(Text passage)

The T Get<T,T2>(string) method of Base<T,T2> and the method Type1 Get(string) method of IParent are two different method signatures. You would need to implement both. If you wanted both implementations to use the same functionality you could do the following:

public class ParentJ : Base<Type1, Type2>, IParent {
 public Type1 Get(string key) {
    return this.Get<Type1,Type2>(key);
 }
}

However I believe that your original intent is not to parameterize the Get() method in Base<T,T2> therefore you would write Base like so:

public class Base<T,T2> {
  public T Get(string key) {
    // implementation here
  }
}

That signature would satisfy the method signature in IParent.

You only need type parameters (e.g. T and T2) on methods when the type cannot or should not be inferred by the class that contains the method.

Comments

2

When matching methods, this signature must match exactly. One of the components of the signature is the number of generic arguments.

Your IParent interface contains a method Get with zero type arguments. Your Base class contains a method Get with two type arguments.

While it looks like Base.Get shares its type arguments, it does not, the syntax used creates two new type arguments that shadow the type arguments of the class.

The fix is to simply implement a Get method in Parent that does not have any type arguments.

Comments

1

Try this. You do not override the base Get and you implement IParent.

public class Type1 { }
public class Type2 { }

public interface IParent
{
    Type1 Get(string key);
}

public class Base<T, T2> 
{
    public T Get(string key)
    {
        return default(T);
    }
}
public class Parent : Base<Type1, Type2>, IParent
{
}

Comments

0

try by using generic IParent interface.

(End Text passage)
(The data)

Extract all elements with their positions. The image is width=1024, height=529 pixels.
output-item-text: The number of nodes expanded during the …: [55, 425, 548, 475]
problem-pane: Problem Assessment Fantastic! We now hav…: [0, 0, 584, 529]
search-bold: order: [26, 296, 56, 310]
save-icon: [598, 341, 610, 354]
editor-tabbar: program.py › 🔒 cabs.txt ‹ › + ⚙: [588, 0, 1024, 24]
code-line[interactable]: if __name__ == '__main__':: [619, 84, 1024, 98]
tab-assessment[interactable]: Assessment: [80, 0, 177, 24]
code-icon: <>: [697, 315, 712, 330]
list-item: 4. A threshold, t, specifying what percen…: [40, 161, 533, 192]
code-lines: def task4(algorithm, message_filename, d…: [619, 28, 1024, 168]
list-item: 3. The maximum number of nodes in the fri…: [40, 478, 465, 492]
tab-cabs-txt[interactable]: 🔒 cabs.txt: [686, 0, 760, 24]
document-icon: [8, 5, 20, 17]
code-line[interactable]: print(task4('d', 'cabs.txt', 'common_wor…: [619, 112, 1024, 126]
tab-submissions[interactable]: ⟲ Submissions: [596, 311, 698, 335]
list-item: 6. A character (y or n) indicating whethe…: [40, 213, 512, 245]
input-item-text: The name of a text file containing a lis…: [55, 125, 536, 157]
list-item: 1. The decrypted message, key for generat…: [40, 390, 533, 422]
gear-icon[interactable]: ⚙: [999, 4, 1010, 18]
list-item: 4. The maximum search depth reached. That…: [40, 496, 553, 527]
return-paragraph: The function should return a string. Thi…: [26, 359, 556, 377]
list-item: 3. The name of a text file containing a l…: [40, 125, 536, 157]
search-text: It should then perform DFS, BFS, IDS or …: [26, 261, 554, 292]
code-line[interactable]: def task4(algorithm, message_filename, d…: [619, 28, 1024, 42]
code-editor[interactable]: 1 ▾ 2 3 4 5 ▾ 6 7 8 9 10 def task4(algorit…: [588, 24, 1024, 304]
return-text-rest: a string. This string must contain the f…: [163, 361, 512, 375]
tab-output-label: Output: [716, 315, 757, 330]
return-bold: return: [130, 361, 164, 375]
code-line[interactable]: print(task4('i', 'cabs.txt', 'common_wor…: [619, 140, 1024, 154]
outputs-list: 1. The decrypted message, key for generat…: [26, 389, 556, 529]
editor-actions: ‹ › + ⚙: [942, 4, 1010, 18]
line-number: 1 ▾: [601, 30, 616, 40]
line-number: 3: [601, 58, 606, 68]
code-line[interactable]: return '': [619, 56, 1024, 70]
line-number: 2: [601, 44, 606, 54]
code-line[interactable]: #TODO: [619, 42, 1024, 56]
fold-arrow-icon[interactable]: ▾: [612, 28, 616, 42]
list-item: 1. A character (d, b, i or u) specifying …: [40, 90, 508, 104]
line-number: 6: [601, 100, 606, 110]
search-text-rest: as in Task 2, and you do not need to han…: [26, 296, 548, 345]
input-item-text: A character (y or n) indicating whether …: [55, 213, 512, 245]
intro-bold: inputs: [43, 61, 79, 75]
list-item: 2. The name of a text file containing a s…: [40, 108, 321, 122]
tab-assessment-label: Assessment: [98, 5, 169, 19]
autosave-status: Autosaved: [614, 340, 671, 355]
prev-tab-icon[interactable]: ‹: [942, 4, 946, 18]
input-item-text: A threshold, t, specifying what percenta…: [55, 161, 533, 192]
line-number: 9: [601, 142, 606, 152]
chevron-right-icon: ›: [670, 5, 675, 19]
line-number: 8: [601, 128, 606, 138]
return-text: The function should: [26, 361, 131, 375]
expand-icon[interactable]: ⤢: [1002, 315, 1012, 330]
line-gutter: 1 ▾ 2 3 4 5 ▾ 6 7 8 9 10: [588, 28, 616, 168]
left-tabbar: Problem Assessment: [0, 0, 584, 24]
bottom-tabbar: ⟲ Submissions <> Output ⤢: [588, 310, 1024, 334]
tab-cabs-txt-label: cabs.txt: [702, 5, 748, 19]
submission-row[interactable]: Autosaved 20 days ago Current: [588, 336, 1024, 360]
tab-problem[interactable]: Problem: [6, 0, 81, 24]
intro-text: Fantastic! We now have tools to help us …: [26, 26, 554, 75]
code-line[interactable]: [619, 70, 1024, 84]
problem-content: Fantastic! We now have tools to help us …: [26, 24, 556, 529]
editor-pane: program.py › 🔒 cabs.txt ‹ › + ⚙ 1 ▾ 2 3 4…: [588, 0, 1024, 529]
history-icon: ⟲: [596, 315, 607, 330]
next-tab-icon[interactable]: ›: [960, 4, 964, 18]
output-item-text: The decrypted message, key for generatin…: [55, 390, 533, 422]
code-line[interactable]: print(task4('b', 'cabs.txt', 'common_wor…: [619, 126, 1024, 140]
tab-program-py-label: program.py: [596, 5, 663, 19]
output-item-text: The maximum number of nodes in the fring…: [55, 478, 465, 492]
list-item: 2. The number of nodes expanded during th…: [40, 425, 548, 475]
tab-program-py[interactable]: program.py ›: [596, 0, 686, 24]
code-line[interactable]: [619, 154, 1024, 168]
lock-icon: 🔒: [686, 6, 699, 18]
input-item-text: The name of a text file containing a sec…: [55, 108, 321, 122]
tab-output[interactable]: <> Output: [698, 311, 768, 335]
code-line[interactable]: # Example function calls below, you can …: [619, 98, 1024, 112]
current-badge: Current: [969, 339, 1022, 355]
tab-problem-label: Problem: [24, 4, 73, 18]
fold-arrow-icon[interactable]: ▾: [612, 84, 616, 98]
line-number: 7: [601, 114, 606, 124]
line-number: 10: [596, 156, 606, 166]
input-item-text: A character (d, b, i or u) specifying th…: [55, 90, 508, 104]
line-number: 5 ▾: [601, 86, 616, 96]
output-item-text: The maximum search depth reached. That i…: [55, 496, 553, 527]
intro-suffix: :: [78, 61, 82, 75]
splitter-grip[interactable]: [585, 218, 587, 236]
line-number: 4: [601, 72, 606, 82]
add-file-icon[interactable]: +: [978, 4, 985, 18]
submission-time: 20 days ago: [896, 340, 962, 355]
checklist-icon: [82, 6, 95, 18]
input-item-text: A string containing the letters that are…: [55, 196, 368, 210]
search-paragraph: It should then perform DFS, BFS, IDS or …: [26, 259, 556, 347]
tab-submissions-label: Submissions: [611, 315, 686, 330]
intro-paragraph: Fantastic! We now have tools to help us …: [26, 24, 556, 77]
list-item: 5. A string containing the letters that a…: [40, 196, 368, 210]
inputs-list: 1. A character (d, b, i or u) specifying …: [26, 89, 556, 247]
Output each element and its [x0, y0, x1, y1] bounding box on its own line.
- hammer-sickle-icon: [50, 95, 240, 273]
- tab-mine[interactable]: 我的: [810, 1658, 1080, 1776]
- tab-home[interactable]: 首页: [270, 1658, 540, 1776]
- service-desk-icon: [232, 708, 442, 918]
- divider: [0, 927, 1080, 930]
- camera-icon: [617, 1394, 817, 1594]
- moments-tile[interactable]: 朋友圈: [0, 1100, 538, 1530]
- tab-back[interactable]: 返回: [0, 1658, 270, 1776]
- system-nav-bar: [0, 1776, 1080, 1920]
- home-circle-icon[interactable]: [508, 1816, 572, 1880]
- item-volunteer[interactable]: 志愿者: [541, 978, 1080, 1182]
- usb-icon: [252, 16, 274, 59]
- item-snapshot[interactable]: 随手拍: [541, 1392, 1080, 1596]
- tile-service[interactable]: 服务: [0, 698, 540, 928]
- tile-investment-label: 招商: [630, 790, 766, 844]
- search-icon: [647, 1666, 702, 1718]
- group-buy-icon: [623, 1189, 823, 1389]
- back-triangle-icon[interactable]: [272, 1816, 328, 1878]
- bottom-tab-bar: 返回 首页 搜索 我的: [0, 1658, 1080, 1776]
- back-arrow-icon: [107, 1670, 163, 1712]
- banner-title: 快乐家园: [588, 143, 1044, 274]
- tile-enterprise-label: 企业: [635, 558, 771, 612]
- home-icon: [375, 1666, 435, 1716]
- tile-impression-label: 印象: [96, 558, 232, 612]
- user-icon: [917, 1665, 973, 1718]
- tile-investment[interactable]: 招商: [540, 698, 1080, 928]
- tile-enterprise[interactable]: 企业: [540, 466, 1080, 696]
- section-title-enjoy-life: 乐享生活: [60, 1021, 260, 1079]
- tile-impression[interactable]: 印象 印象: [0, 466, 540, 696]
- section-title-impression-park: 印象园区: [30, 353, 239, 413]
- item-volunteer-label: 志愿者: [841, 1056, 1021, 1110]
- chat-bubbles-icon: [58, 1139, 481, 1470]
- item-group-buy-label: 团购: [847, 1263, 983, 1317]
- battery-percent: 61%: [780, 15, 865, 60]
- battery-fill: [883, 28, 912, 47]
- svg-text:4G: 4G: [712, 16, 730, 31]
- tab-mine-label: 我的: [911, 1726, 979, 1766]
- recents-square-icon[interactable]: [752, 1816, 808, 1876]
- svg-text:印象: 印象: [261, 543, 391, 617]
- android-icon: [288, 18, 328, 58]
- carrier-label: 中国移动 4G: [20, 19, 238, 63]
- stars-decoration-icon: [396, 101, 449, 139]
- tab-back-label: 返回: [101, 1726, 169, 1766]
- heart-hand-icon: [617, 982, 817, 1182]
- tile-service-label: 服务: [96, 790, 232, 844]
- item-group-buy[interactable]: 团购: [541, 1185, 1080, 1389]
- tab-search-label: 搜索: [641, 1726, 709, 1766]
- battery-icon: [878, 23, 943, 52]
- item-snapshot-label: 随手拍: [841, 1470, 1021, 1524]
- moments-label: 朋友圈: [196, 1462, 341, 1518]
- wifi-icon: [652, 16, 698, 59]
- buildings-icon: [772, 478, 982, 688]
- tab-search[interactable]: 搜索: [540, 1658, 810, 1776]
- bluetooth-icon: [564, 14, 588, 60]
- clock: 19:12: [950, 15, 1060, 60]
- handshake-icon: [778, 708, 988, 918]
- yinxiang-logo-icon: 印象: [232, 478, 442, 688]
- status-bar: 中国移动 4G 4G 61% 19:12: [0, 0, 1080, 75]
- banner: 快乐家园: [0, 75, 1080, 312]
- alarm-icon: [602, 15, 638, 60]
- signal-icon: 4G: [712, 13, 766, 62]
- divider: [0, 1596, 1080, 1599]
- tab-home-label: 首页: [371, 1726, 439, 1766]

(End The data)

# Check your understanding
a: Copy the part of the text on C# method signatures starting at "When matching methods, this" and ending at "you implement IParent.".
b: Answer these questions using the text on C# method signatures:
(i) According to the passage beginning "Your IParent interface contains", how many type arguments does the Get method in IParent have?
(ii) In the code that declares "public class Type1 { }", what does the Get method of Base<T, T2> return?
(iii) What does the last line of the text suggest using?
The material has no connection to the text on C# method signatures.

# Answers in order
a:
When matching methods, this signature must match exactly. One of the components of the signature is the number of generic arguments.

Your IParent interface contains a method Get with zero type arguments. Your Base class contains a method Get with two type arguments.

While it looks like Base.Get shares its type arguments, it does not, the syntax used creates two new type arguments that shadow the type arguments of the class.

The fix is to simply implement a Get method in Parent that does not have any type arguments.

Comments

1

Try this. You do not override the base Get and you implement IParent.

b:
(i) Zero.
(ii) default(T).
(iii) A generic IParent interface.